- Goal
Tally how many lines hold the string "Posts". Your reply should be that number alone.

- Provided entries
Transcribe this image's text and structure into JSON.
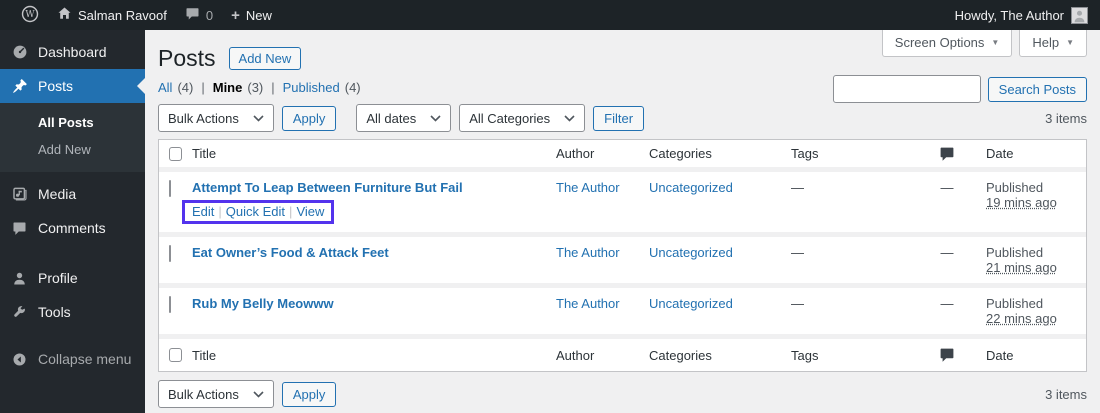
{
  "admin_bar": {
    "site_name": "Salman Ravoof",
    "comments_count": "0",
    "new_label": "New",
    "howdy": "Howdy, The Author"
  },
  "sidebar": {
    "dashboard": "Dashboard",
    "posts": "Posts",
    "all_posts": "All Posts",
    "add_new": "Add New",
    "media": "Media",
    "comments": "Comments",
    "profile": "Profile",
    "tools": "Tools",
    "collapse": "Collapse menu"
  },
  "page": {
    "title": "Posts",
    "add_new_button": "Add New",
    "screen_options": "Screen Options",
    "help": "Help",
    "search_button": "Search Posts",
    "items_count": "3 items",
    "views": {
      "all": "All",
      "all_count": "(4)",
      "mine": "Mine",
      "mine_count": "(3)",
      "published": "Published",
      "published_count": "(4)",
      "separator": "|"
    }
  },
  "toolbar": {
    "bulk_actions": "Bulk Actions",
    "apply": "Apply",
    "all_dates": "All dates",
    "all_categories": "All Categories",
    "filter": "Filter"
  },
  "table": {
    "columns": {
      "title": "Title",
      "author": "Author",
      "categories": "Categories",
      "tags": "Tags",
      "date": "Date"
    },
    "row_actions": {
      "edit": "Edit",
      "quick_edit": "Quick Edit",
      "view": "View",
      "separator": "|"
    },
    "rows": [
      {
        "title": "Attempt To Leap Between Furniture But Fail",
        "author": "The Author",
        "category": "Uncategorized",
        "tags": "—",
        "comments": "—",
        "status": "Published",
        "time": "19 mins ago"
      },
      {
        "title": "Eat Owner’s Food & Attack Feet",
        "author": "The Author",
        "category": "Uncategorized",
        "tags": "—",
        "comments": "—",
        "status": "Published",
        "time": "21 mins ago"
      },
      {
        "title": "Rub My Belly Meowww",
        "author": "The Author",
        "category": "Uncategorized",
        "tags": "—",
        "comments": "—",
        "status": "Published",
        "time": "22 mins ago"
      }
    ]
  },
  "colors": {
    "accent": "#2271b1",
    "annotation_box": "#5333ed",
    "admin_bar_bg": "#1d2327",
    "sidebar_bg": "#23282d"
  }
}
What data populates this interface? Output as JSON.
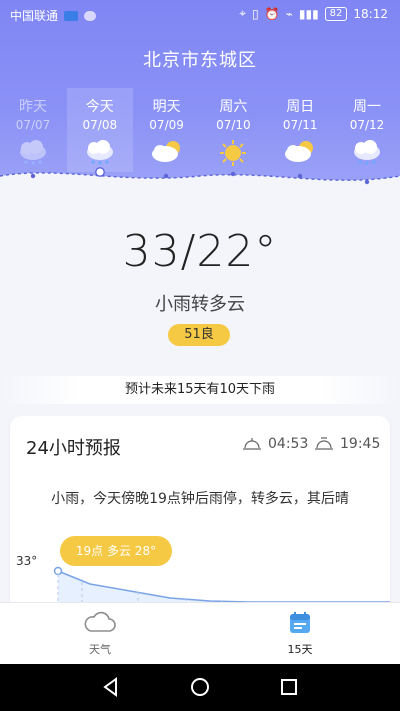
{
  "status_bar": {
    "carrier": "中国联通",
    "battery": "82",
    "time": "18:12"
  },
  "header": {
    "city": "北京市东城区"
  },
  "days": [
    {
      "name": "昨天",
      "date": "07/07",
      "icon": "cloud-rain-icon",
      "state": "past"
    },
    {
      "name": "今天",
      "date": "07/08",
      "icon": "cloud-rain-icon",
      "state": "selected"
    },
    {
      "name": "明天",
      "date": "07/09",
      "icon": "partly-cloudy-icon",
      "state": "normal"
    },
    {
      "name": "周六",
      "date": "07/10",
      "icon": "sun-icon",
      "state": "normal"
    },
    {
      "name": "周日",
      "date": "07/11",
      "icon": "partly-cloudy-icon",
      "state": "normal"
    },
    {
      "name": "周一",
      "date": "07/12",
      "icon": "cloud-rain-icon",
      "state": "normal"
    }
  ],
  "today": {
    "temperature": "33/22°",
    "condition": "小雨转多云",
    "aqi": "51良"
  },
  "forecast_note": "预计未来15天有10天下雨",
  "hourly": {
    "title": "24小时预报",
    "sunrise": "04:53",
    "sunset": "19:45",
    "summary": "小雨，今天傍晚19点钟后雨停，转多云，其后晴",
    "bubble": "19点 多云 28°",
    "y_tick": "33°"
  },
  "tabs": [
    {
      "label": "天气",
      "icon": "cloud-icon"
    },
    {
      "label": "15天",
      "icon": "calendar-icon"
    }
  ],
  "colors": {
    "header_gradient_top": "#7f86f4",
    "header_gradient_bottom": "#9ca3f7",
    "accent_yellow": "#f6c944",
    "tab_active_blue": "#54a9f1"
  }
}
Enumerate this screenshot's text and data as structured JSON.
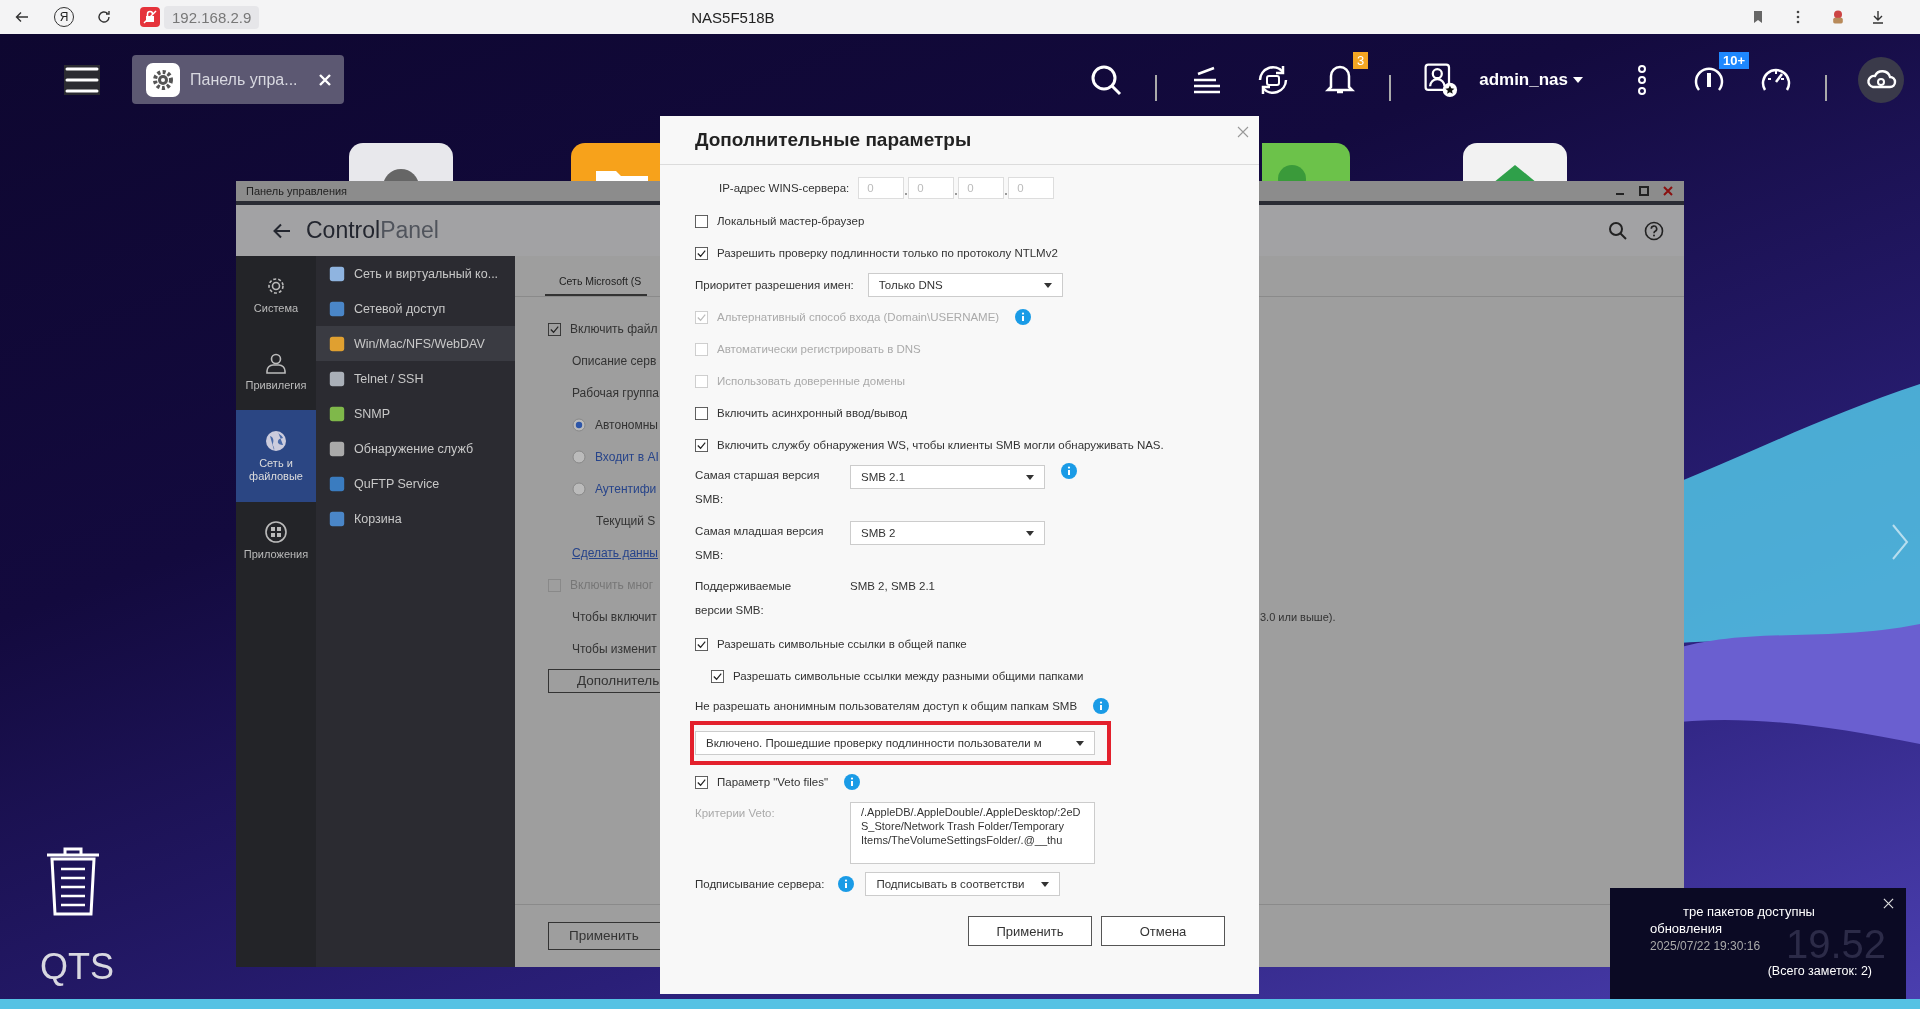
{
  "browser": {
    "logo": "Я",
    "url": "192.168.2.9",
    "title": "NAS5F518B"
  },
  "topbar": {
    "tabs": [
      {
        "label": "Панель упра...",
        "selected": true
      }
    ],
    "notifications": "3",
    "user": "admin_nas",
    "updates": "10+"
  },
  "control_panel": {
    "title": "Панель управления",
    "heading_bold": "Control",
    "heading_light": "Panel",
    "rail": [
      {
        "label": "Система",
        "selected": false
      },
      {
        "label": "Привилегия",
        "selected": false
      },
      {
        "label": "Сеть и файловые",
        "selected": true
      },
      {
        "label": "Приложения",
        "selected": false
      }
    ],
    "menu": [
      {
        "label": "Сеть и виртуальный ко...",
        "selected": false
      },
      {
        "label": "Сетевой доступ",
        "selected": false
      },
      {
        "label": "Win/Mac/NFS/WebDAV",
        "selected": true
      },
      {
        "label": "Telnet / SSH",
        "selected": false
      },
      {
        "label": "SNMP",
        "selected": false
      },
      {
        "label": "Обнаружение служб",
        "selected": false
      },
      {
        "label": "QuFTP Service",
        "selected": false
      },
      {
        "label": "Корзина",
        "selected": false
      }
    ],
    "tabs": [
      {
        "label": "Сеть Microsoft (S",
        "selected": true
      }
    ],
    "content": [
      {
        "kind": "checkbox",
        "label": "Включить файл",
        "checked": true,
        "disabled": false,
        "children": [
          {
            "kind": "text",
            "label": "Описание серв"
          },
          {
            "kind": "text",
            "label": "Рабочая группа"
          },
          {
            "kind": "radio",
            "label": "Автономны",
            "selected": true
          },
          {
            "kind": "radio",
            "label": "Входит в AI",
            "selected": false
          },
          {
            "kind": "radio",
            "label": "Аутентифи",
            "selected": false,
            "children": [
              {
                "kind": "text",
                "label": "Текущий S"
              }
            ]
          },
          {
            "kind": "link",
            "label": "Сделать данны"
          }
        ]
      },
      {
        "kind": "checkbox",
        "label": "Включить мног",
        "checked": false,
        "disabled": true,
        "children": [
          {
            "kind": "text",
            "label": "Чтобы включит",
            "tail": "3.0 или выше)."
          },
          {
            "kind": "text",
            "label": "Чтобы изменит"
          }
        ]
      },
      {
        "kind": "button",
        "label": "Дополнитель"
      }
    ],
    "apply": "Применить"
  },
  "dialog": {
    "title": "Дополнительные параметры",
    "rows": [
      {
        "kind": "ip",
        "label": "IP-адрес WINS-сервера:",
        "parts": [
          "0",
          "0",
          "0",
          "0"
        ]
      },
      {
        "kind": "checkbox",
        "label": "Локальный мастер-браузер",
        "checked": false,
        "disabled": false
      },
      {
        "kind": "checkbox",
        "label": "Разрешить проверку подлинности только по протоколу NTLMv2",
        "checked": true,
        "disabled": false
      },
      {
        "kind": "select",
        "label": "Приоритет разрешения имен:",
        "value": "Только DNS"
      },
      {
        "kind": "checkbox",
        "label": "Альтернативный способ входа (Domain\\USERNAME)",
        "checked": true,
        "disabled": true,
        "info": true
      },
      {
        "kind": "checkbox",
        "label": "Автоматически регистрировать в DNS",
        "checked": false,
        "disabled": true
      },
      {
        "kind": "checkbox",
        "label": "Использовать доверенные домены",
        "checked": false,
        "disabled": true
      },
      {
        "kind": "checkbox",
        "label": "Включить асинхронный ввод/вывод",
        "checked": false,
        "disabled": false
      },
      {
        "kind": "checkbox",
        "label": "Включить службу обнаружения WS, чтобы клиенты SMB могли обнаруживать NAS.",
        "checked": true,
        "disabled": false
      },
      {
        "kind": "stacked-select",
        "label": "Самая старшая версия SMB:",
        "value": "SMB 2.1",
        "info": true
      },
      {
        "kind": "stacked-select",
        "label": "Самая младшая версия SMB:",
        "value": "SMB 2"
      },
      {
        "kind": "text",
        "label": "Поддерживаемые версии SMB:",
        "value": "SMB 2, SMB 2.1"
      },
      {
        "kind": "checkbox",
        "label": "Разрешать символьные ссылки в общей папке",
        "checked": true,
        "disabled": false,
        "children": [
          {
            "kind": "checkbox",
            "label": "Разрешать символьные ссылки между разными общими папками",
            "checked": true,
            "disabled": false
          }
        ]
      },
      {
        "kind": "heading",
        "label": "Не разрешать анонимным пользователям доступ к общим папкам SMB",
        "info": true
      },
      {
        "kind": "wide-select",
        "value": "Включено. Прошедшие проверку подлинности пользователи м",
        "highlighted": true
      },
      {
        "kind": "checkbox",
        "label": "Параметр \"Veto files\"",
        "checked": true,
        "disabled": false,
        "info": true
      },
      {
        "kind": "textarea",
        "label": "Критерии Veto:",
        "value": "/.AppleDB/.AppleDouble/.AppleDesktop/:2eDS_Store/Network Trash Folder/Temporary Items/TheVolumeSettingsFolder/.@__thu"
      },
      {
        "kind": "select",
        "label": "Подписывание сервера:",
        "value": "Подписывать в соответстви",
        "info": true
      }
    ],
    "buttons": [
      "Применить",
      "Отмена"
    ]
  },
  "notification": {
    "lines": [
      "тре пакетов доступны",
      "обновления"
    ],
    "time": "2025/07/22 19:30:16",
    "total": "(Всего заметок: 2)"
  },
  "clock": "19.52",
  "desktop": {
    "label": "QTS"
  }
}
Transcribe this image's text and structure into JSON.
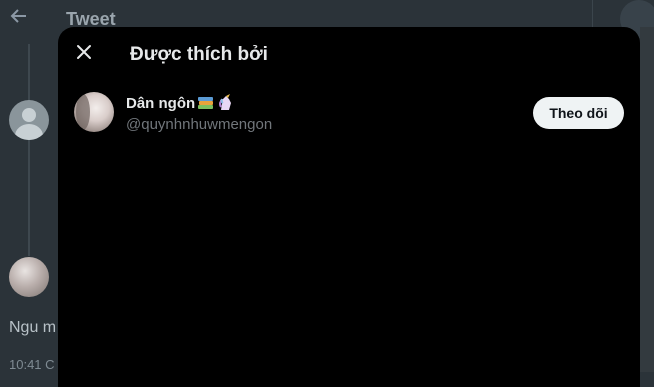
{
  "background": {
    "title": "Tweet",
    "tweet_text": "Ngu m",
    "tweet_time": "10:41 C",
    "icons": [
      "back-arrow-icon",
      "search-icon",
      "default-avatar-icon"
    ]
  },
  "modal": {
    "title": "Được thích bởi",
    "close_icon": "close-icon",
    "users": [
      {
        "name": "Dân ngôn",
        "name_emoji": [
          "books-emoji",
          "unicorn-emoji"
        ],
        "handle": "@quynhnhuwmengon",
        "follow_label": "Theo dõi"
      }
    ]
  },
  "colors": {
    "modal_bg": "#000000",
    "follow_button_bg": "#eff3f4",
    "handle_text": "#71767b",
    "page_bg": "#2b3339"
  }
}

- Answer to the problem
4